Collected data entries:
◇ ◇ ◇ ◇

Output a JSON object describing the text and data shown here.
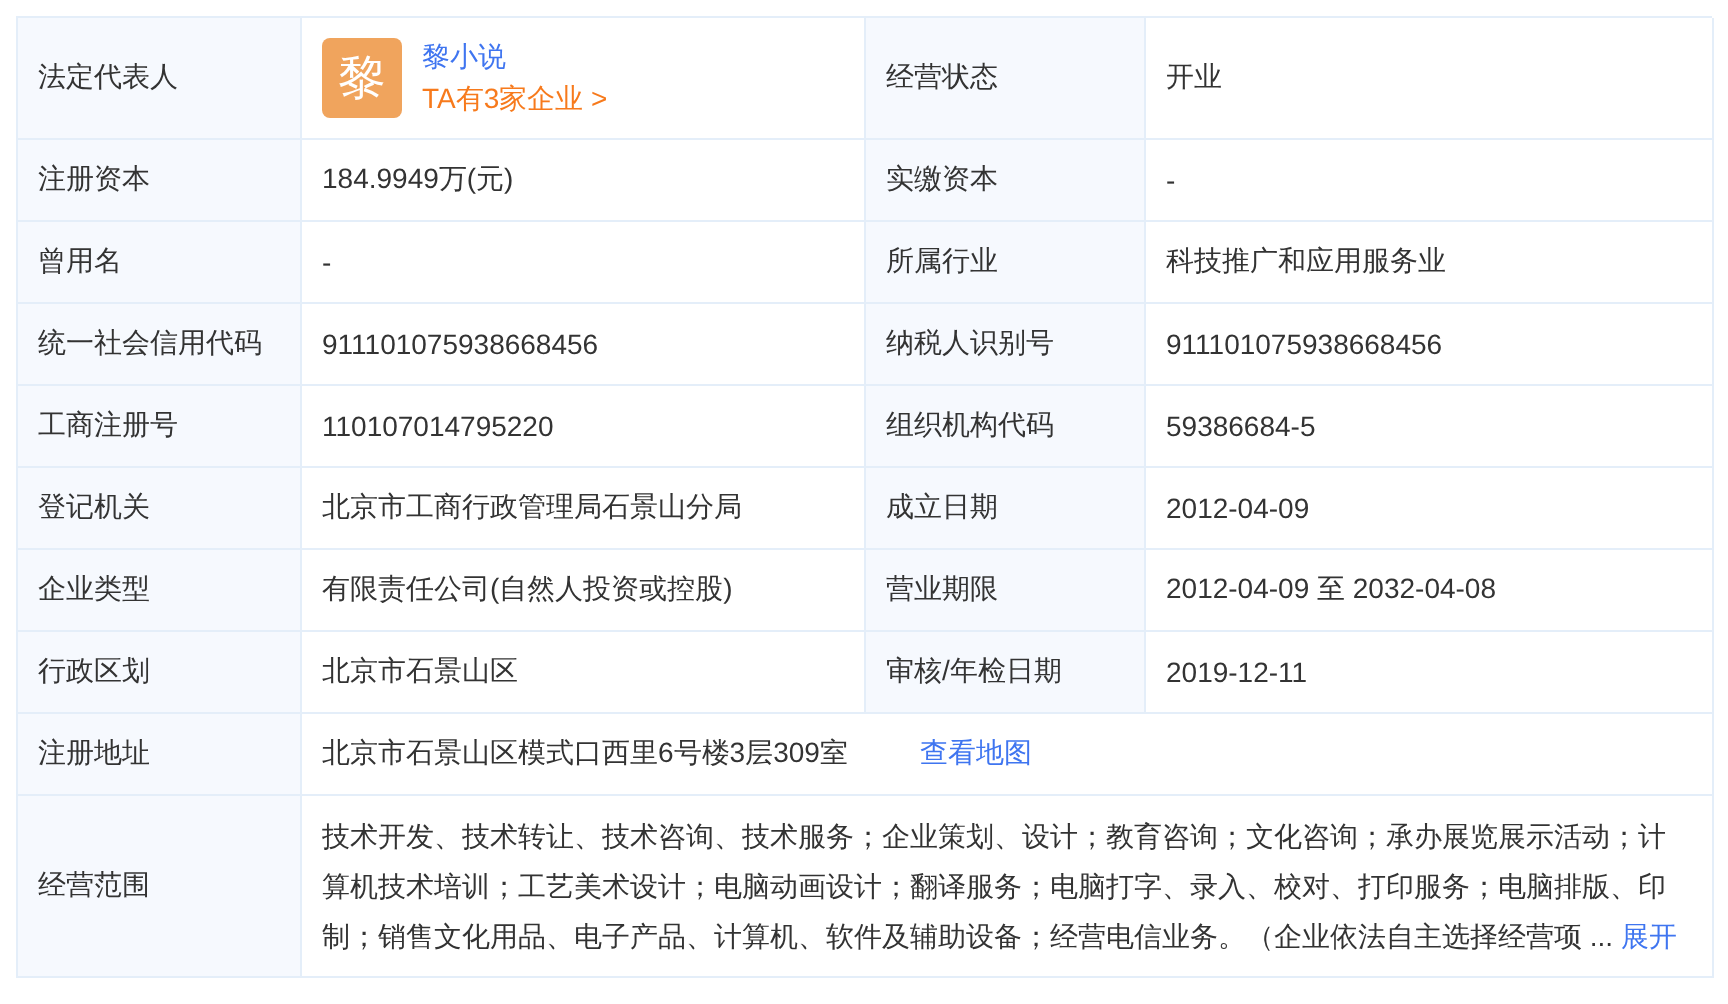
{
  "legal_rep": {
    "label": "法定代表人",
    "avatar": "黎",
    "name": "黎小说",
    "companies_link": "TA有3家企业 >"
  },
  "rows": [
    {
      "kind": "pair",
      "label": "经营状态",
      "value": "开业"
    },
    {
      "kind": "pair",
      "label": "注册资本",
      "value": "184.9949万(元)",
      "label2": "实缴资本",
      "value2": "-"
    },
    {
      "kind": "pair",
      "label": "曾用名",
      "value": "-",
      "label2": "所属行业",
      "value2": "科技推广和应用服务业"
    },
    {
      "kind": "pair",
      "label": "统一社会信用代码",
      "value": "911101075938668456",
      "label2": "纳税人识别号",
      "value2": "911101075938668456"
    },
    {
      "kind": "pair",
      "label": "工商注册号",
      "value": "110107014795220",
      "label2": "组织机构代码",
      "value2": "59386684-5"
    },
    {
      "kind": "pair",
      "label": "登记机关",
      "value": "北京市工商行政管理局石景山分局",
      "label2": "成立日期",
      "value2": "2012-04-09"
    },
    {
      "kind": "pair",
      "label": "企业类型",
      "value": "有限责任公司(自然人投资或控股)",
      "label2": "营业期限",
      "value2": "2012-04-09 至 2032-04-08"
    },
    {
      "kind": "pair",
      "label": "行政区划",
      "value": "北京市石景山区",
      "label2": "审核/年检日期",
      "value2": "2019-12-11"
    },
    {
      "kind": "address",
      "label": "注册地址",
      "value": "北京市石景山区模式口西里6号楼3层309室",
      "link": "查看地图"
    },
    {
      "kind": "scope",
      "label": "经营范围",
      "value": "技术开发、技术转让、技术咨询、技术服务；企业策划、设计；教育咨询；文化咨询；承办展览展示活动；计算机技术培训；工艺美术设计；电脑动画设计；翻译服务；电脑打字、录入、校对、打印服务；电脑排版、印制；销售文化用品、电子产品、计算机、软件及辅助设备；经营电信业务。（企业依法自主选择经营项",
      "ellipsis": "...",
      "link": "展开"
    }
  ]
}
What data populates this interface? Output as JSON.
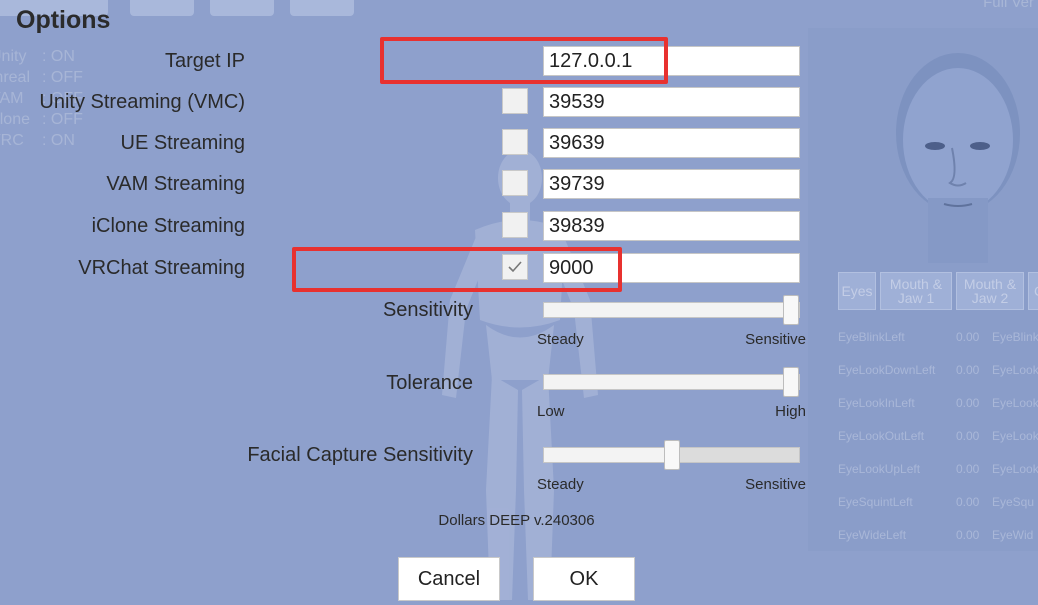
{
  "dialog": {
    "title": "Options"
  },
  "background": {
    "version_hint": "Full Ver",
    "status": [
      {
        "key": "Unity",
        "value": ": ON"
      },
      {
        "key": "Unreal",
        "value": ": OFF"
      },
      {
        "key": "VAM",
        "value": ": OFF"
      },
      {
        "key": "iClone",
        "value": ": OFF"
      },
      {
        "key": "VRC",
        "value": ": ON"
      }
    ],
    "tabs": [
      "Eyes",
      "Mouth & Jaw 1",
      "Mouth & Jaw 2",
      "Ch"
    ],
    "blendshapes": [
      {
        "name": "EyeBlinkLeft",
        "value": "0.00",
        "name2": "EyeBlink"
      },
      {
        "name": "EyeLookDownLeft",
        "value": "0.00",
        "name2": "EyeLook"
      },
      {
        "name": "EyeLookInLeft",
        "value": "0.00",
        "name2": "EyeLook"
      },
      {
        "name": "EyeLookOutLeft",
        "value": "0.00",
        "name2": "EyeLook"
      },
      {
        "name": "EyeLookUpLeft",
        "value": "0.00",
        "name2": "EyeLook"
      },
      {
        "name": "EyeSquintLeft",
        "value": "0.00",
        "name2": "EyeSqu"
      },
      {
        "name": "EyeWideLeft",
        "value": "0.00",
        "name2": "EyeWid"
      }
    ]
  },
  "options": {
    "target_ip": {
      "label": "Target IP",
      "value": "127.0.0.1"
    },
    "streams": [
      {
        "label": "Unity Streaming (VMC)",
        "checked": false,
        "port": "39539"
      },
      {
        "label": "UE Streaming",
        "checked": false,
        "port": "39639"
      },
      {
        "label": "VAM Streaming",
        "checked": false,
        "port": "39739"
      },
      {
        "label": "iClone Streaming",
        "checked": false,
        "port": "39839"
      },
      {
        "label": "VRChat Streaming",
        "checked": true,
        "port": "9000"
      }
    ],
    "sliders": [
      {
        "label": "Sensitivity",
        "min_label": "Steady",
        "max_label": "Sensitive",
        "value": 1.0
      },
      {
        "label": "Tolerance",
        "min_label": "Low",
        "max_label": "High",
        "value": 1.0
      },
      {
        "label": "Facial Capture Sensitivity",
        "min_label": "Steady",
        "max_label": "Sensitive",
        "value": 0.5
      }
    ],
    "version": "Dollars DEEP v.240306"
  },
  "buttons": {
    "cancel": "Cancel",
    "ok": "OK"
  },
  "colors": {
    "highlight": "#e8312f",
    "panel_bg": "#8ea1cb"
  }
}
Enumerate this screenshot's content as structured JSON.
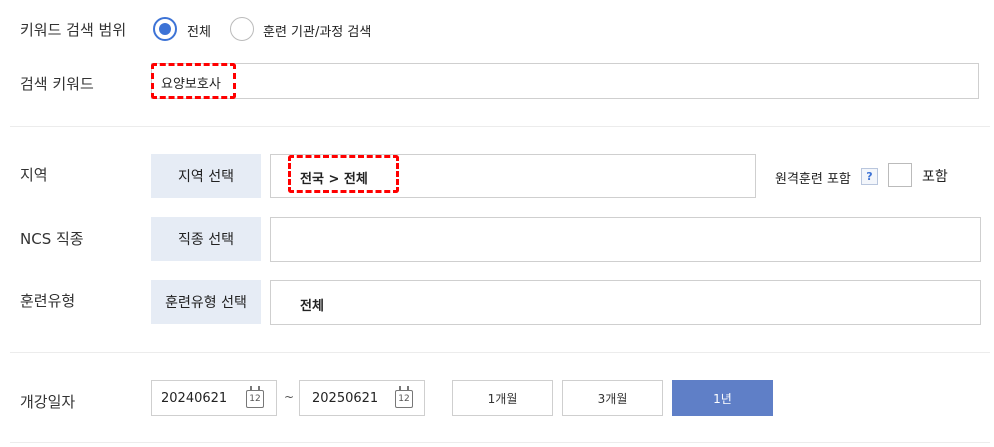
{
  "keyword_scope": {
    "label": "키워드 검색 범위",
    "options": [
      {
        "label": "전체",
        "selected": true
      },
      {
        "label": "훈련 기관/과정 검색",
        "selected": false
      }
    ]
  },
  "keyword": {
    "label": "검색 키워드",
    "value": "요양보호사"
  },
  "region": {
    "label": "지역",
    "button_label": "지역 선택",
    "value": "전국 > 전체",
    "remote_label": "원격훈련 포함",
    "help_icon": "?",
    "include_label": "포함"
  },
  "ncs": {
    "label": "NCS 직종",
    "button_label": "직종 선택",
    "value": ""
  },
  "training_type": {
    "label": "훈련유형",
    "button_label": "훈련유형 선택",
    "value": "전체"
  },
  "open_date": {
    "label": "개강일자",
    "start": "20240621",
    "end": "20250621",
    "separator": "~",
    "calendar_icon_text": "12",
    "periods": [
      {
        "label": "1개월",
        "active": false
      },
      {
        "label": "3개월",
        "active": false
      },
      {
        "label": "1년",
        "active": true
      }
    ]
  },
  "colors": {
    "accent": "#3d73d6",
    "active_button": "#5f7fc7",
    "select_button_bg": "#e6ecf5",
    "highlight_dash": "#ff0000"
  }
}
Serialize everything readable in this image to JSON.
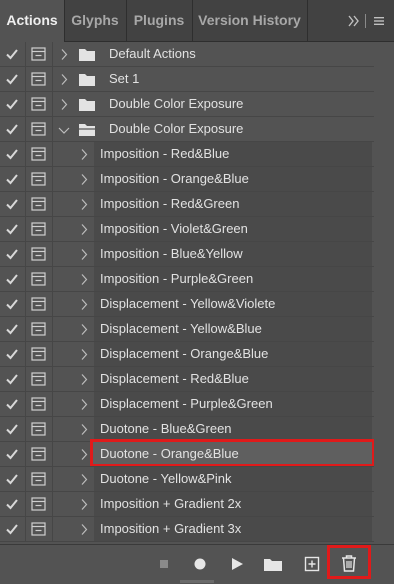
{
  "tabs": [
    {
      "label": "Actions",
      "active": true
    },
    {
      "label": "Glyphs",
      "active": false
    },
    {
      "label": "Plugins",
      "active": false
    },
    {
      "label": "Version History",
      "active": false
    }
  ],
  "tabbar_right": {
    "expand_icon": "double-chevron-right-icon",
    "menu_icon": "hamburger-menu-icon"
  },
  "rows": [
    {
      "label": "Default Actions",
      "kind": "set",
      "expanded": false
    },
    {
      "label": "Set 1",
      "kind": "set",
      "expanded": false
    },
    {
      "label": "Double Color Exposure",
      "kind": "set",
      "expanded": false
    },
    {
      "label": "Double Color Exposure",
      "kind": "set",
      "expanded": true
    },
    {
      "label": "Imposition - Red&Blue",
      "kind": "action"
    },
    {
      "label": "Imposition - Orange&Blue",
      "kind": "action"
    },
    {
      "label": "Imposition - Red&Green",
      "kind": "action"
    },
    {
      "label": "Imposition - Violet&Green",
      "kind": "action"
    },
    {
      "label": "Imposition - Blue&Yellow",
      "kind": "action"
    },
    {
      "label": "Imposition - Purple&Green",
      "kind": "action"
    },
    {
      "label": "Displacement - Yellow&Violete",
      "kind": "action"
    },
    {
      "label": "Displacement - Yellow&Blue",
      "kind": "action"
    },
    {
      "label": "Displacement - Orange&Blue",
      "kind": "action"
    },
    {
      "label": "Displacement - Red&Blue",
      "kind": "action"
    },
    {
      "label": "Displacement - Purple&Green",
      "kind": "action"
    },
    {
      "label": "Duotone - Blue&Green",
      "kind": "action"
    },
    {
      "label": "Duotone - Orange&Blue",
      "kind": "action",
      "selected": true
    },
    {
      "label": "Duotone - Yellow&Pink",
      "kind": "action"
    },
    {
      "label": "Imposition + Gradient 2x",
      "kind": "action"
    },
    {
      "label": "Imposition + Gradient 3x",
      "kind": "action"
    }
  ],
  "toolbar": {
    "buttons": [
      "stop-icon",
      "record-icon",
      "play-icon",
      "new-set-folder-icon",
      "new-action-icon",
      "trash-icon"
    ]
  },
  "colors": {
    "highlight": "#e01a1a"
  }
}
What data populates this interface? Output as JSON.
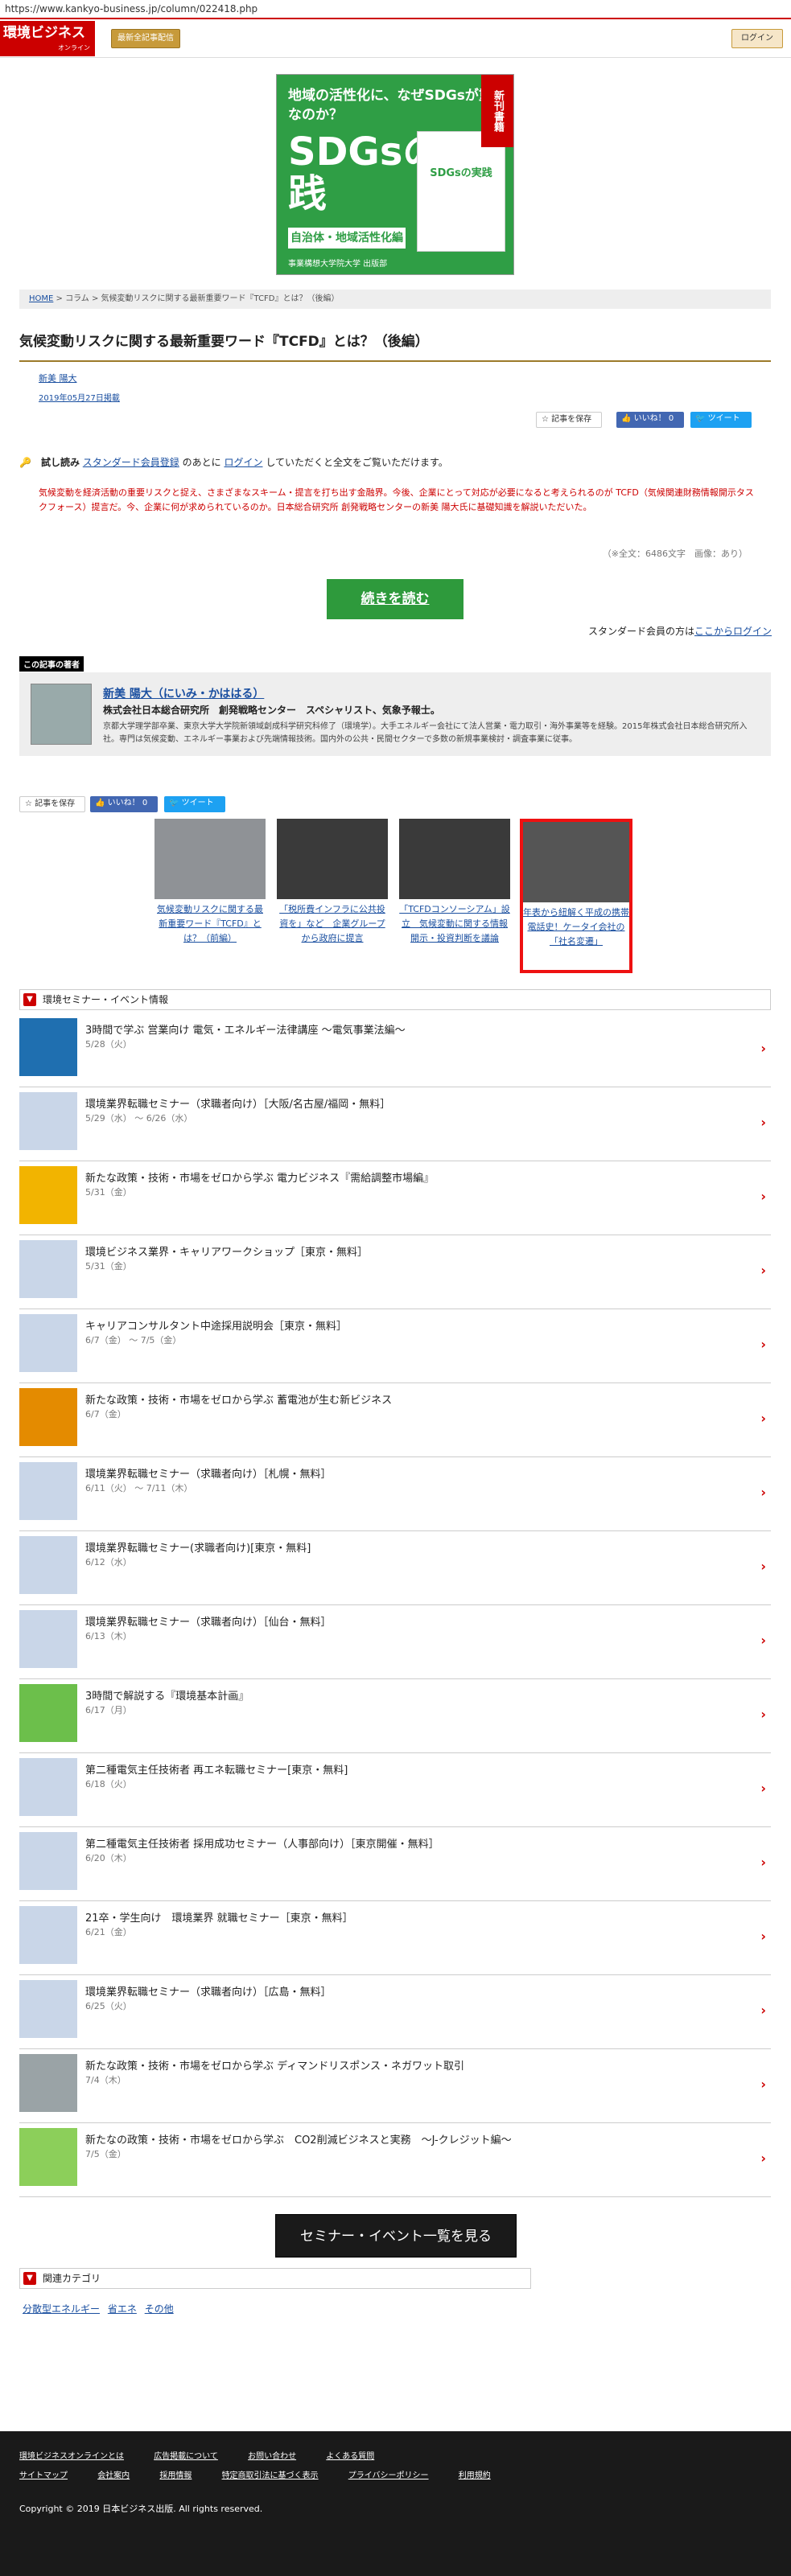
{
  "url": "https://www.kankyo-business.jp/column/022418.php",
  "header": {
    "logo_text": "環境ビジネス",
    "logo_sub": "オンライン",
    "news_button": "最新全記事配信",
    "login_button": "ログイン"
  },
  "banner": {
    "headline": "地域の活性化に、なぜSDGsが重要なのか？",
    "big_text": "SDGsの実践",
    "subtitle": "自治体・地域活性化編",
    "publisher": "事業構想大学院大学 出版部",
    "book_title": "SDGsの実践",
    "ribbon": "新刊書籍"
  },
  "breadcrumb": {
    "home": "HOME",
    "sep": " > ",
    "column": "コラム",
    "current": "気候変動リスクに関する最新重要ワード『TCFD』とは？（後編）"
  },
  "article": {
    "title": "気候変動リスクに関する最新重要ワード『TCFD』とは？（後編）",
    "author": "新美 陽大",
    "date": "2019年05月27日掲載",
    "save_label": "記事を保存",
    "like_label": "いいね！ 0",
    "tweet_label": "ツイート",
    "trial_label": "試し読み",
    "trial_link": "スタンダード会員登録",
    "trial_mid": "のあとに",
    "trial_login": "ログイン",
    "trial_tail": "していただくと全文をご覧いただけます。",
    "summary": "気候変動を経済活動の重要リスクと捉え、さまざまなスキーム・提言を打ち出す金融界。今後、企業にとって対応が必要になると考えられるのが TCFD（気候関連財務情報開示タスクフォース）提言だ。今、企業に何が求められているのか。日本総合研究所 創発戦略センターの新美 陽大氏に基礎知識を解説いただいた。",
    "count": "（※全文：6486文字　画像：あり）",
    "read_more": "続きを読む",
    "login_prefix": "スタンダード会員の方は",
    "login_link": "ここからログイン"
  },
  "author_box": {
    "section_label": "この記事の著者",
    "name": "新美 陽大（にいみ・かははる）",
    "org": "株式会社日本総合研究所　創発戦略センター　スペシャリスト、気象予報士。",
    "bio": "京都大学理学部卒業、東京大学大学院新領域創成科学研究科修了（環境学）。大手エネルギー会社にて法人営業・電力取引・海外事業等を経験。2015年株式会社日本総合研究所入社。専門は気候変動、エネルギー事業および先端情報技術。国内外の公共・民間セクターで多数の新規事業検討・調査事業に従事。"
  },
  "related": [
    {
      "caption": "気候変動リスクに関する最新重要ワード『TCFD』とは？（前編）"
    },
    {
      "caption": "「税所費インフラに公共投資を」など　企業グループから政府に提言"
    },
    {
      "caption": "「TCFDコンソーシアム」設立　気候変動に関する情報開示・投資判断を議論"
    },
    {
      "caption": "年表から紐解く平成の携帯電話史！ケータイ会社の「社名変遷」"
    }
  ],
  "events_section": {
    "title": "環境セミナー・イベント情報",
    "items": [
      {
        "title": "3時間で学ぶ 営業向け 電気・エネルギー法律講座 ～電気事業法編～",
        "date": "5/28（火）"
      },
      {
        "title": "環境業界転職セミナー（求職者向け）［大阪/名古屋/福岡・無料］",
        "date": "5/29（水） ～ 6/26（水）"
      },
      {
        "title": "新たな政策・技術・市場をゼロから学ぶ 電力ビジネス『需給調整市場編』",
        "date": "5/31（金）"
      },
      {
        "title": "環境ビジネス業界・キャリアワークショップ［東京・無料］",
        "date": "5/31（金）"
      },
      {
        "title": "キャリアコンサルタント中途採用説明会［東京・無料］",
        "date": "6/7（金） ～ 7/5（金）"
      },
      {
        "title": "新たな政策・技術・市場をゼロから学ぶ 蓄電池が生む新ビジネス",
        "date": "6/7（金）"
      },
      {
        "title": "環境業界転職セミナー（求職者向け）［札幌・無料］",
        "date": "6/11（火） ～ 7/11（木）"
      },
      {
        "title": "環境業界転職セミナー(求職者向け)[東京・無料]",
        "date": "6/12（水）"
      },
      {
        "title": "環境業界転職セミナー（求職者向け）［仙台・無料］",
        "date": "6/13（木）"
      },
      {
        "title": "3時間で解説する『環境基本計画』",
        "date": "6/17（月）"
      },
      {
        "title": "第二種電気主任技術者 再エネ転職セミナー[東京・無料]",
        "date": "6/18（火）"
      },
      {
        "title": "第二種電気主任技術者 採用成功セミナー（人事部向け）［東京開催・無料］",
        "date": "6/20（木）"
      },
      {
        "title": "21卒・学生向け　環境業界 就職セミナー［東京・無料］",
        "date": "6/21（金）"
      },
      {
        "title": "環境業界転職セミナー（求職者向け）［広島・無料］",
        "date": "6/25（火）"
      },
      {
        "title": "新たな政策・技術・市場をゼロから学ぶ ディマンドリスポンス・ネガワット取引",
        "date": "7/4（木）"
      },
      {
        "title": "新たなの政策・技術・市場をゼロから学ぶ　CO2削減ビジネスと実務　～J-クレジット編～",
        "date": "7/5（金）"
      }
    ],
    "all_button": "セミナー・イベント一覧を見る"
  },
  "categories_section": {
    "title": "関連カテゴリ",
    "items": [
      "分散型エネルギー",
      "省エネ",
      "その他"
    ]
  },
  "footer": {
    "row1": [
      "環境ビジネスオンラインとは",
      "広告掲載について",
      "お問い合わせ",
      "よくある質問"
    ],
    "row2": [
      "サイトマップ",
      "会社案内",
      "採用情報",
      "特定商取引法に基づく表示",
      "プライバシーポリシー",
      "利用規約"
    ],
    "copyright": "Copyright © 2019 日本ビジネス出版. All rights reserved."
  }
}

◇ ◇ ◇ ◇

▶ _INSTRUCTION_
Go through the records above and copy every line with the word "Imposition".

▶ _EXPECTED ANSWER_
      "label": "Imposition - Red&Blue",
      "label": "Imposition - Orange&Blue",
      "label": "Imposition - Red&Green",
      "label": "Imposition - Violet&Green",
      "label": "Imposition - Blue&Yellow",
      "label": "Imposition - Purple&Green",
      "label": "Imposition + Gradient 2x",
      "label": "Imposition + Gradient 3x",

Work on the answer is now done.